— Start SUPPLIED INFORMATION —
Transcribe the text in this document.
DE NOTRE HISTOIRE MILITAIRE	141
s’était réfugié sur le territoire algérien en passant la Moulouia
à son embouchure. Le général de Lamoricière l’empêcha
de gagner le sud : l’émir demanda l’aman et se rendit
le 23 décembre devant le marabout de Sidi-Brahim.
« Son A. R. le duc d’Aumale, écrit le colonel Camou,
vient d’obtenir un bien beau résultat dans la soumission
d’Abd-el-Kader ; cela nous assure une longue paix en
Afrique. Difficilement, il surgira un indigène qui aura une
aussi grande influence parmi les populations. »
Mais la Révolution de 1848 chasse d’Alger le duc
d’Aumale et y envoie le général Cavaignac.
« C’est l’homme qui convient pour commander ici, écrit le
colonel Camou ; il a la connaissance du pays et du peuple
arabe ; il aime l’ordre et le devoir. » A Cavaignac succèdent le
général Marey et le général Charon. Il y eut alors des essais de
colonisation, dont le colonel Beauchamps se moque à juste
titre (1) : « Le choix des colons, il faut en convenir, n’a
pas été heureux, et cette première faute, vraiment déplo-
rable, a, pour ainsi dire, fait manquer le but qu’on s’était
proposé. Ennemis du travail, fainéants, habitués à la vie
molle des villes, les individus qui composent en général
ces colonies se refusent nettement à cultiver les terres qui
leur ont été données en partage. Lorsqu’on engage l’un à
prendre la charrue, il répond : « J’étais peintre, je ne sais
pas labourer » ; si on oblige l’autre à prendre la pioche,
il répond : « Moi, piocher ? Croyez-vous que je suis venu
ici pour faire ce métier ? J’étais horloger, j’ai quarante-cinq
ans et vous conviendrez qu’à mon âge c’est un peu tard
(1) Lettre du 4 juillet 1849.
— End SUPPLIED INFORMATION —
Check every line of the material for the string "Aumale" and give the number of lines that have it, without anything else.

2